# Start of Record list
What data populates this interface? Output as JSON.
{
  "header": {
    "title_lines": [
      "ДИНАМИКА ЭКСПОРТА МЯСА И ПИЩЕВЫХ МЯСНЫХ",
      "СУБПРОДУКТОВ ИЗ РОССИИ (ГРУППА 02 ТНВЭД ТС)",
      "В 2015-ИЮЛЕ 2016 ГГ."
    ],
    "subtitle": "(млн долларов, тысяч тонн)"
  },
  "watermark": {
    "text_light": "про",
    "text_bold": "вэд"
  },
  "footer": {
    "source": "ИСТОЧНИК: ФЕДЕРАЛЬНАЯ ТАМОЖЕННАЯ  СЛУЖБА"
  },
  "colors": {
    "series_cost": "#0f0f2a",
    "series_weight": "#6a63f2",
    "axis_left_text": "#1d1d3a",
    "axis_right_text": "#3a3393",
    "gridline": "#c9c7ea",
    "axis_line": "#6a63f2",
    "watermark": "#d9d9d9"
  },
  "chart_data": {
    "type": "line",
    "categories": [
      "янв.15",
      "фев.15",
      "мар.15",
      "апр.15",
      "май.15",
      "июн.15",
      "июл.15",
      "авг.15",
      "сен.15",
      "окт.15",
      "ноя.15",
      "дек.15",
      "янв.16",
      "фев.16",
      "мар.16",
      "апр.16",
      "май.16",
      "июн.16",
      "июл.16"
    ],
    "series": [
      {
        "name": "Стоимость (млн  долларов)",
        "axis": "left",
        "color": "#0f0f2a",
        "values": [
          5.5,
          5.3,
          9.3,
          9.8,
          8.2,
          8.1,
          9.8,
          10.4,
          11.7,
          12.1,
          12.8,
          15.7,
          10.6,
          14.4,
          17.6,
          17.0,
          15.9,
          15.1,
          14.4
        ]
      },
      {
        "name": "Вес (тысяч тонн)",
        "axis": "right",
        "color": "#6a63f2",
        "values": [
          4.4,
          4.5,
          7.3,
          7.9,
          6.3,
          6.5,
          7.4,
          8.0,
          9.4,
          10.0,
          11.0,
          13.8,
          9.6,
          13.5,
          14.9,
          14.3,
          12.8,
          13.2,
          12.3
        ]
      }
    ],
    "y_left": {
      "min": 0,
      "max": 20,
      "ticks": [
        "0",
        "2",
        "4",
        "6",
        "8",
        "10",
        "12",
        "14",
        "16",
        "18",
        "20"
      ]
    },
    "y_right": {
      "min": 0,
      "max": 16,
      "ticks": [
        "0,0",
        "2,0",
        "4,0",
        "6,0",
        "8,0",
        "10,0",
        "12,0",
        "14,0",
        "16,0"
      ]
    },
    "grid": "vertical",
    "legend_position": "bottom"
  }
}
# End of Record list
• [Stated goal] Copy every line of the records above that holds the word "тонн".

• [Written response]
    "subtitle": "(млн долларов, тысяч тонн)"
        "name": "Вес (тысяч тонн)",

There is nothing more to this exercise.